A block of data
------------------------------------------------------------
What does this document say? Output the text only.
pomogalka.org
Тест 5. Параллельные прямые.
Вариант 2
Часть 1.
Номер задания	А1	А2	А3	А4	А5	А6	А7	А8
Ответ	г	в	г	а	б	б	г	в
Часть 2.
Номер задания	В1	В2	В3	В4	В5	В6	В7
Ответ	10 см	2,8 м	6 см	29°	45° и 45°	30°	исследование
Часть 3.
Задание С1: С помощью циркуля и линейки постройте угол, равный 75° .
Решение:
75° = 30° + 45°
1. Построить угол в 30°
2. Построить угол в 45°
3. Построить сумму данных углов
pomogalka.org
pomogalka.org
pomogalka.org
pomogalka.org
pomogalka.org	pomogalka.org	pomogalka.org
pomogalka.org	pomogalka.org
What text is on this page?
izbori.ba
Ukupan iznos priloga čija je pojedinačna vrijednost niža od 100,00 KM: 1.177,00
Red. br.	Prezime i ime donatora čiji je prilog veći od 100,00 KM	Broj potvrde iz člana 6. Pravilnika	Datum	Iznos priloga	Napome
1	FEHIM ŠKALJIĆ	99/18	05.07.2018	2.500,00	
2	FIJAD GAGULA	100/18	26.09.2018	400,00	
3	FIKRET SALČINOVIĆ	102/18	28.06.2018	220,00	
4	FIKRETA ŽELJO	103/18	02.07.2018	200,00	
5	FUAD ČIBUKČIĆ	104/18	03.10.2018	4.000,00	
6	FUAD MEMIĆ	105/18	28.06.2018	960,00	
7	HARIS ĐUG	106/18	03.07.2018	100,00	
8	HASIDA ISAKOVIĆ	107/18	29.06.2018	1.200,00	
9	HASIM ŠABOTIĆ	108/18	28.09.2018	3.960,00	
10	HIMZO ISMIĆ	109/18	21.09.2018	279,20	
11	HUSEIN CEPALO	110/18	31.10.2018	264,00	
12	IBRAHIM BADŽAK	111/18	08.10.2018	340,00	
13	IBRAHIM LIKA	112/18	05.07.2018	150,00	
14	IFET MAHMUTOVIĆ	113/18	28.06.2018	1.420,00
------------------------------------------------------------
### Exercise prompt
Pick out, from the lines above, every one that contains the string "задания".

### Correct output
Номер задания	А1	А2	А3	А4	А5	А6	А7	А8
Номер задания	В1	В2	В3	В4	В5	В6	В7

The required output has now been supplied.